__EXERCISE BRIEF__
In the listing below, how many lines contain the word "name"? Please respond with the number only.

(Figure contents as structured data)
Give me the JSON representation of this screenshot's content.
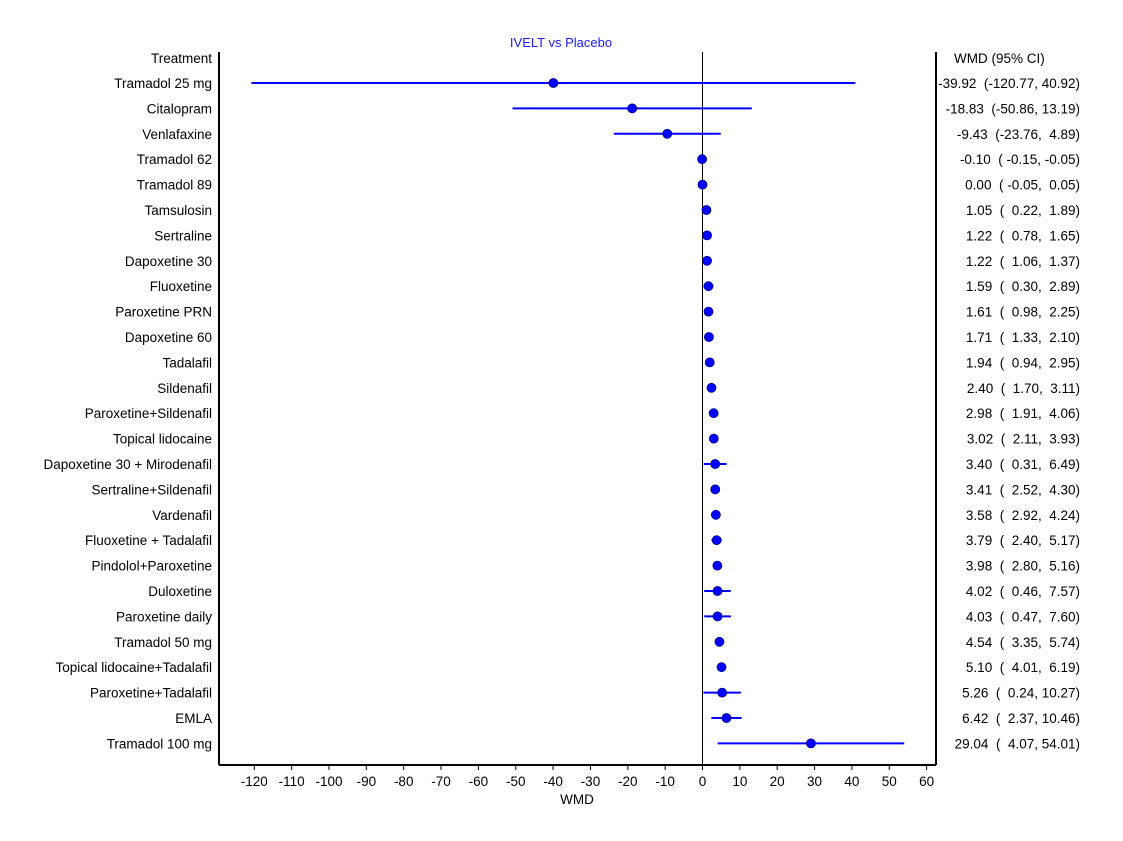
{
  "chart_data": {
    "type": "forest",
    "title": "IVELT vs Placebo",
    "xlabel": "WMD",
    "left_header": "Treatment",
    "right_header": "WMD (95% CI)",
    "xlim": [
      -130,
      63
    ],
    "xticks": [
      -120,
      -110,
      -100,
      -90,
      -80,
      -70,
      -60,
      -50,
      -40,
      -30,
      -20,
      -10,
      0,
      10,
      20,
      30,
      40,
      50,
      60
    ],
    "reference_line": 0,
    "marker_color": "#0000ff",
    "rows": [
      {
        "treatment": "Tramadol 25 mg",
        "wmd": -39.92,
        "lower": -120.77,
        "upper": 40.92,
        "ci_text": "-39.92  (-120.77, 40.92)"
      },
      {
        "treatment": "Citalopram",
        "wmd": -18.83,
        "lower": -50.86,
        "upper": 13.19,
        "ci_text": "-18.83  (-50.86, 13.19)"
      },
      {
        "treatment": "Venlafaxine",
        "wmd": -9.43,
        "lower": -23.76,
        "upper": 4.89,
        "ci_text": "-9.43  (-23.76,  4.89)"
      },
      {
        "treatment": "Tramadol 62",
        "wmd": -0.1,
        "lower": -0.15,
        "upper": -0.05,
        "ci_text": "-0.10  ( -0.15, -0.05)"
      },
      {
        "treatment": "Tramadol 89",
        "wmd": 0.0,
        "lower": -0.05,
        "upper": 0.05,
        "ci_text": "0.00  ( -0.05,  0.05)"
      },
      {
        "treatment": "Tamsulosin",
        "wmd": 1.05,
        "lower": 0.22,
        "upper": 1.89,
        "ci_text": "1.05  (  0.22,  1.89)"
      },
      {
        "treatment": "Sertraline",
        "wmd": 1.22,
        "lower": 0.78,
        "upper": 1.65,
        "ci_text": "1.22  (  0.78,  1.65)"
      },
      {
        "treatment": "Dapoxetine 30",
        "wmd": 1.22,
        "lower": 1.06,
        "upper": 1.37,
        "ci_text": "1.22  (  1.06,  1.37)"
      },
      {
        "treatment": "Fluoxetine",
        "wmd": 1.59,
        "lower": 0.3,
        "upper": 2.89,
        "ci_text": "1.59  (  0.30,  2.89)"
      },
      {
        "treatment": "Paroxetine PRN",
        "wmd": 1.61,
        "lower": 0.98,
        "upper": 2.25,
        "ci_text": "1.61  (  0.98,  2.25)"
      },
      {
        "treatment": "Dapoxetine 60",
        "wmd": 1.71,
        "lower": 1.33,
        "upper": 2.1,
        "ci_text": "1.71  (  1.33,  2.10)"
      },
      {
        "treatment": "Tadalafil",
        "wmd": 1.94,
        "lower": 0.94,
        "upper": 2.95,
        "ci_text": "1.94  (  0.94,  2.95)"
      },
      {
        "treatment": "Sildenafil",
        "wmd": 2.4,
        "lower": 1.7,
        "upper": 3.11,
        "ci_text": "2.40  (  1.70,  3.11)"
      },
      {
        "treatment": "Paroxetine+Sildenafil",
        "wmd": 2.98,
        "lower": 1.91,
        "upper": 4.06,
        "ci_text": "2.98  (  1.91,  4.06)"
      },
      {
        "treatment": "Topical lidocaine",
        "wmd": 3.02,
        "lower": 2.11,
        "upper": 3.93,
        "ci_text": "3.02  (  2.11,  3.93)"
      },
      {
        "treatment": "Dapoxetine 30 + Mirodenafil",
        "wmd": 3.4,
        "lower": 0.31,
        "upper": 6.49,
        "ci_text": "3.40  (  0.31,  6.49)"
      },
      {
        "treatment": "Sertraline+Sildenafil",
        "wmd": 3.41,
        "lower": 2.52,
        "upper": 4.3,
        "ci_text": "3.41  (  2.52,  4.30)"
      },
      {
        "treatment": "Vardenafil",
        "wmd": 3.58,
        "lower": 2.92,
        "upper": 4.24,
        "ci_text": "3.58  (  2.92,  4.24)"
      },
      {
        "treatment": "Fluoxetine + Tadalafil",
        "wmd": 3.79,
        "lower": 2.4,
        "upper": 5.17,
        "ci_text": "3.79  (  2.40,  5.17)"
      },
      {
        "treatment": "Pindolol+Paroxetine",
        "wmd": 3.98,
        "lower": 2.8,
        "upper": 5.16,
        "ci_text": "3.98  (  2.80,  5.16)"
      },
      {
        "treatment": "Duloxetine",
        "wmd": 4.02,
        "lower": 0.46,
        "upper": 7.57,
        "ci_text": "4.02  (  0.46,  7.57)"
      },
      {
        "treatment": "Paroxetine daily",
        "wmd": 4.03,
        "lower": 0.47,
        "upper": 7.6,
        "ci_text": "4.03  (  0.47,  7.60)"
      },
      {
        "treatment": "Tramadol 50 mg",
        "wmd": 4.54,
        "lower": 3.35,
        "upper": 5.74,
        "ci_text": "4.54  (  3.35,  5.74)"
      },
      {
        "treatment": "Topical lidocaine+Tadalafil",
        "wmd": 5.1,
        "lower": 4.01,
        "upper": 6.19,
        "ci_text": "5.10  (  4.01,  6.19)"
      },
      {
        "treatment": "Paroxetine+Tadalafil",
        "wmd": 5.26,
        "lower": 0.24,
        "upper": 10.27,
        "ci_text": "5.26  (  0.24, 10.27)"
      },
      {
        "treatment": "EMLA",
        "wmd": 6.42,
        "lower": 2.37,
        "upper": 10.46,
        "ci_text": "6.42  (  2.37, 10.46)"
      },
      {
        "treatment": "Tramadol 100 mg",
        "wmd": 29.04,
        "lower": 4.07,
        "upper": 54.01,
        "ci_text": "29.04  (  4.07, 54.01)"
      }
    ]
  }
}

* * *

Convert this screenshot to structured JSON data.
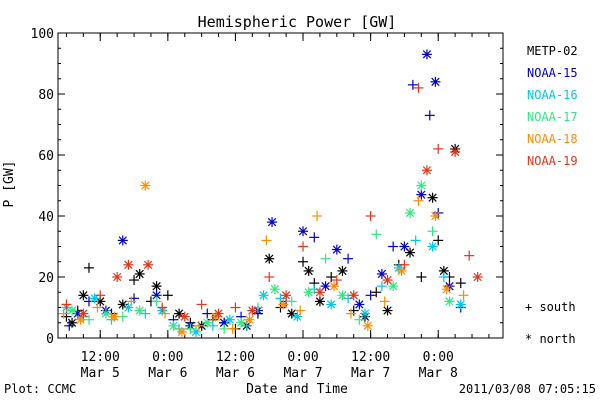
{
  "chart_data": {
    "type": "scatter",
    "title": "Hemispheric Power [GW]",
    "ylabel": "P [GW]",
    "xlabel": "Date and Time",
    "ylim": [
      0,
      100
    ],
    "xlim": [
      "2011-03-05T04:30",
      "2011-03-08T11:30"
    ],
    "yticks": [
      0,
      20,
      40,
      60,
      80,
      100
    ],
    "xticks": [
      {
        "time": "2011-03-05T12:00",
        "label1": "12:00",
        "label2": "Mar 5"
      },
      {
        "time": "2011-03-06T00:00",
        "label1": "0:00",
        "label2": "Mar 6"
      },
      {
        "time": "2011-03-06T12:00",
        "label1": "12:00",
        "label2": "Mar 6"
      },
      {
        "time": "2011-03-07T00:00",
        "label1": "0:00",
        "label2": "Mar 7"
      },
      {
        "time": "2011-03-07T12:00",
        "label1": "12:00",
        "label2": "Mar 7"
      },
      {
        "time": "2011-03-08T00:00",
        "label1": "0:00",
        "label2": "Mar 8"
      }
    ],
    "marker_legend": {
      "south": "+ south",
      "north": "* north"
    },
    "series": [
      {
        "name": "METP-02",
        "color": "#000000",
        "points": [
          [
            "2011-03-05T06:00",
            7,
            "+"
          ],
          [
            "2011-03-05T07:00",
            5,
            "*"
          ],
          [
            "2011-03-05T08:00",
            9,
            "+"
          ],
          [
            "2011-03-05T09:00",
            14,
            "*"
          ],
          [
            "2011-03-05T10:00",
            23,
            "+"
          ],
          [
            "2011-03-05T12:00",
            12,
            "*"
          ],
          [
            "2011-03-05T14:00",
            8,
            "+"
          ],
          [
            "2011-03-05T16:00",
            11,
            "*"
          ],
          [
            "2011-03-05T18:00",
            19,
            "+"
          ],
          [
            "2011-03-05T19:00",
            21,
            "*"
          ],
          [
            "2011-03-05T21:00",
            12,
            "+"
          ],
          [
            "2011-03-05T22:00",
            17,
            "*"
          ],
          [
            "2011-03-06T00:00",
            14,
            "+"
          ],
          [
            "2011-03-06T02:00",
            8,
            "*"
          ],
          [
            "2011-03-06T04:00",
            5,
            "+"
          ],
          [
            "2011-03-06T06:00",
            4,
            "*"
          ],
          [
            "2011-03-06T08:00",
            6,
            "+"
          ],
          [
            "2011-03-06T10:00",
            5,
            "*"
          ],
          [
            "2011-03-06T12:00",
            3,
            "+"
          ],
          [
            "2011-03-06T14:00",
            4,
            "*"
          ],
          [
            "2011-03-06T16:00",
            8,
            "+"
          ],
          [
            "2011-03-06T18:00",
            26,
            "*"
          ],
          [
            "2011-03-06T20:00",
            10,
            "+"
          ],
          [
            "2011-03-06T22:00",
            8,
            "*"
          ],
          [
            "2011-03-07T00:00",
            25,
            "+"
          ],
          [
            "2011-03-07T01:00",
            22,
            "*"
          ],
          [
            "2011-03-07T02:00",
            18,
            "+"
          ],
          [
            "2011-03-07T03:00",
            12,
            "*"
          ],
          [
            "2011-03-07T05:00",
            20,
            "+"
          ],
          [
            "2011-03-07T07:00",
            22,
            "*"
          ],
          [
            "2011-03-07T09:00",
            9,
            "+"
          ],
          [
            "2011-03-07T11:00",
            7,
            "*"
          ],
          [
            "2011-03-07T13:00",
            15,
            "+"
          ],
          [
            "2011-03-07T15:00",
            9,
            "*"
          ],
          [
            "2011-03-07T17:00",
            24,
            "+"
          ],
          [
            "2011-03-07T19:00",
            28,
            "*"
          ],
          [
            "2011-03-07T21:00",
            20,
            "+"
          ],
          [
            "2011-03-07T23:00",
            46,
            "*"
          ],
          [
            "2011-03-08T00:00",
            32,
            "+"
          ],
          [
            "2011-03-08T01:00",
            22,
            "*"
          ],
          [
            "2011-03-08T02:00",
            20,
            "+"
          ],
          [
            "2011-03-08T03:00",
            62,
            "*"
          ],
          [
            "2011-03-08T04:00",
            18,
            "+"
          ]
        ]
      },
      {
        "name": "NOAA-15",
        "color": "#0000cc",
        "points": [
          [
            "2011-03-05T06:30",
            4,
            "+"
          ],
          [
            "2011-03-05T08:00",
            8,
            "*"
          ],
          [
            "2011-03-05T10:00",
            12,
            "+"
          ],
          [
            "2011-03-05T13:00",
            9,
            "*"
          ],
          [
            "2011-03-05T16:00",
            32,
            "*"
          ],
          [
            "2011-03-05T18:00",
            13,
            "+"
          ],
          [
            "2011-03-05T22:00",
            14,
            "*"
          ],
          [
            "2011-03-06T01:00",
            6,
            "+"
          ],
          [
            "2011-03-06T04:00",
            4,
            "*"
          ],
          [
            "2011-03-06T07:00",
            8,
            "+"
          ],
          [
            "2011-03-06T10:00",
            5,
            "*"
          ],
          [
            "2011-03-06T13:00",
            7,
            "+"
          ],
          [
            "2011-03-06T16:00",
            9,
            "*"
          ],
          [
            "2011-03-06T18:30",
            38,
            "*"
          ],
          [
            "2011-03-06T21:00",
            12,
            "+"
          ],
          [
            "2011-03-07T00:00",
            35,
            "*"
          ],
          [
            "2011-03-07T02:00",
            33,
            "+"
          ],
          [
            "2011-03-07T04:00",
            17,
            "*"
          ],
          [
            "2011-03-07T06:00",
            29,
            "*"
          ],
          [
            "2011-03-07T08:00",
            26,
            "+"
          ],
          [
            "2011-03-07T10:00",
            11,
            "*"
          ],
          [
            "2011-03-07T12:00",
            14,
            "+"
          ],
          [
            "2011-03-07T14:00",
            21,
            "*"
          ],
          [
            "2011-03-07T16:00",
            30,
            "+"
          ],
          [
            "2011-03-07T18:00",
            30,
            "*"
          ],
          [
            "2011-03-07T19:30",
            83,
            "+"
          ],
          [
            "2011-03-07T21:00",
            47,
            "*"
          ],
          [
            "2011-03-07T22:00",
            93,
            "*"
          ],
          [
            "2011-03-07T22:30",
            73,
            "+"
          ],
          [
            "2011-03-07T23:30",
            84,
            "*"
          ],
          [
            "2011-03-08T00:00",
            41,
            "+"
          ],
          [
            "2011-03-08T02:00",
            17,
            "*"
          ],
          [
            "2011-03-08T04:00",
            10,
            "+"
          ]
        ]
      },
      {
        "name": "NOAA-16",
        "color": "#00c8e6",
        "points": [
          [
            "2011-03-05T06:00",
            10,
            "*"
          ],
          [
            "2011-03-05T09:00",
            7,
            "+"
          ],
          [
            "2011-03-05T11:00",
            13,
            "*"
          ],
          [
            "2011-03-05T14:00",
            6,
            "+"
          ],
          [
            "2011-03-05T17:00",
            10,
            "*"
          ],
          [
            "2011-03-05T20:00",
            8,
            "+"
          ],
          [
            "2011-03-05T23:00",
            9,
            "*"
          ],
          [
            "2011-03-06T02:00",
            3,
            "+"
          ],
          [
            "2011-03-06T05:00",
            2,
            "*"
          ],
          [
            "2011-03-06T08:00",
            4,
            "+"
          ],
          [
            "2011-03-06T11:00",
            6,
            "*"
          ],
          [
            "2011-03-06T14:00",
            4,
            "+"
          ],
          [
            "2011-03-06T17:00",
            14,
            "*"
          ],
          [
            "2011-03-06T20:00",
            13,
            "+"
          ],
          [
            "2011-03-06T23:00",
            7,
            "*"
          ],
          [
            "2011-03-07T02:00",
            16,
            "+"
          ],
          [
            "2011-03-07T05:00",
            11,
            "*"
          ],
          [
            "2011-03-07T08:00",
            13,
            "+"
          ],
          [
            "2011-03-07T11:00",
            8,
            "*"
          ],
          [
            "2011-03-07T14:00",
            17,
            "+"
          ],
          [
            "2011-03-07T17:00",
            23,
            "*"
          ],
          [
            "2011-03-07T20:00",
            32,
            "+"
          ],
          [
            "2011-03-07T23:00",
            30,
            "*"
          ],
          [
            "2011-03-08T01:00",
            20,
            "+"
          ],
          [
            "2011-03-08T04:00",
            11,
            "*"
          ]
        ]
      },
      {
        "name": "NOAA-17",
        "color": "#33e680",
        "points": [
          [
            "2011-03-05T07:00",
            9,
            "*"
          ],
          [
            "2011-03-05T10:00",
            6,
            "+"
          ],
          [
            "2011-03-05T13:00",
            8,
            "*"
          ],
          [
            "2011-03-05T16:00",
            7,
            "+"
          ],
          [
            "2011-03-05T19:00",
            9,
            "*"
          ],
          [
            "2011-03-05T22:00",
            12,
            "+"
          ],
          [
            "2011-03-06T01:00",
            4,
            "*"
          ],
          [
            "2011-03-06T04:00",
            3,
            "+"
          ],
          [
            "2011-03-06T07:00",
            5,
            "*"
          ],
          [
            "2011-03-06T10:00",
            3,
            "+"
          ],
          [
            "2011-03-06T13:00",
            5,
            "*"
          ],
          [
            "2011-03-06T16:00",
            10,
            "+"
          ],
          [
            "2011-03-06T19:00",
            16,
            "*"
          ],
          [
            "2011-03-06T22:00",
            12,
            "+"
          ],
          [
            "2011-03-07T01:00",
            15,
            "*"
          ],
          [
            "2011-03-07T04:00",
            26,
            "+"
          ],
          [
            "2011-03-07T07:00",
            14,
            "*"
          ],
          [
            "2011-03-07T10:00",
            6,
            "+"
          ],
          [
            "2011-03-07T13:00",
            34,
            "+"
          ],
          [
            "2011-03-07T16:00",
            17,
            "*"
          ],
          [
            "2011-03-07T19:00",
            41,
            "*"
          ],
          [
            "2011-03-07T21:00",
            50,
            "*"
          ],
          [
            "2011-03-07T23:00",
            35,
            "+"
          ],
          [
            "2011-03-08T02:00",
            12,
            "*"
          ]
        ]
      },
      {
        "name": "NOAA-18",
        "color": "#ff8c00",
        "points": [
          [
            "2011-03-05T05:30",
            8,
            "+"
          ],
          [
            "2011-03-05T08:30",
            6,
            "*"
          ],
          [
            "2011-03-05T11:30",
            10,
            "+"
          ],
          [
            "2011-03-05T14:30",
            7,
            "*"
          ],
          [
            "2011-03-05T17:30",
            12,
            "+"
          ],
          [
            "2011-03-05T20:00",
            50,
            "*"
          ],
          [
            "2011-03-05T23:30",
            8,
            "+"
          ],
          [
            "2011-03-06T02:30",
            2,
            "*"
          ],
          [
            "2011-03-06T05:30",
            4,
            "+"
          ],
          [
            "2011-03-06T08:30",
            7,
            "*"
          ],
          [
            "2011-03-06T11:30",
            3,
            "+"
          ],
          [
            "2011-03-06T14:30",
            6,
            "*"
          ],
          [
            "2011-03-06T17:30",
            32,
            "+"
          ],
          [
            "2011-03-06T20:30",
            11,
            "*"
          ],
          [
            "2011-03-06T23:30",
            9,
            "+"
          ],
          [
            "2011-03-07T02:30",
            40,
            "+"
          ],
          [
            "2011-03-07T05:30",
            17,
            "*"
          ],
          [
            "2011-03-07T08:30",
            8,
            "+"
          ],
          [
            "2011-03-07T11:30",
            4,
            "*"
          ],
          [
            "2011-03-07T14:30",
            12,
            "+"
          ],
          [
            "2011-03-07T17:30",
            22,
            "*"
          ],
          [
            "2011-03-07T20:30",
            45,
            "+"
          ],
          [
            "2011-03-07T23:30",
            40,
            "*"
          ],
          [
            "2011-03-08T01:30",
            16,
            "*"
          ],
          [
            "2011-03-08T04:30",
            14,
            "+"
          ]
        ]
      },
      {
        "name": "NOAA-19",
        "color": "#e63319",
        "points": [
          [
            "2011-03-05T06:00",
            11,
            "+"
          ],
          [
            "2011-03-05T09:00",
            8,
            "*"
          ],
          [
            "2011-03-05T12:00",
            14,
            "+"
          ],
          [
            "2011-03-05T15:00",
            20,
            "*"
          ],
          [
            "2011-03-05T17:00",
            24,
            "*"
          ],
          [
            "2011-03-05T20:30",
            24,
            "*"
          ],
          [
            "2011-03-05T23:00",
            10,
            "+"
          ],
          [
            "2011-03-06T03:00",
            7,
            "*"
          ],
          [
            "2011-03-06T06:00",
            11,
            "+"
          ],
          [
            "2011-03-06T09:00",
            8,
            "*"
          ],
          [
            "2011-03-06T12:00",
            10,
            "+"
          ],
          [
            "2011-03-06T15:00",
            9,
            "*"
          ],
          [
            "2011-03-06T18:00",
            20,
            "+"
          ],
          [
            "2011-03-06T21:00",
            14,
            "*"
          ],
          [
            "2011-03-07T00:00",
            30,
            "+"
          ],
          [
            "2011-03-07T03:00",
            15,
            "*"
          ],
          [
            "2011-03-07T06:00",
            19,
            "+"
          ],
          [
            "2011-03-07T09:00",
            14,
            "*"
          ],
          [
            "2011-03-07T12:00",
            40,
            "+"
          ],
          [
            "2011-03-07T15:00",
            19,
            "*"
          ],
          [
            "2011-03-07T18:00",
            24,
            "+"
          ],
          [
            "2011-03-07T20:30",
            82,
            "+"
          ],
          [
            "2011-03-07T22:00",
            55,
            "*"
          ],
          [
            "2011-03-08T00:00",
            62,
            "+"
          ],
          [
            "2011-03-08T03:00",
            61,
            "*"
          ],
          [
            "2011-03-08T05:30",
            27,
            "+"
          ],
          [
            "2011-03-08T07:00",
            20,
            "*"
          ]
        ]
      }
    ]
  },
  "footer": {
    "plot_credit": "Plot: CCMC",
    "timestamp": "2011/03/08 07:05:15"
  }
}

__TASK RESULT__
6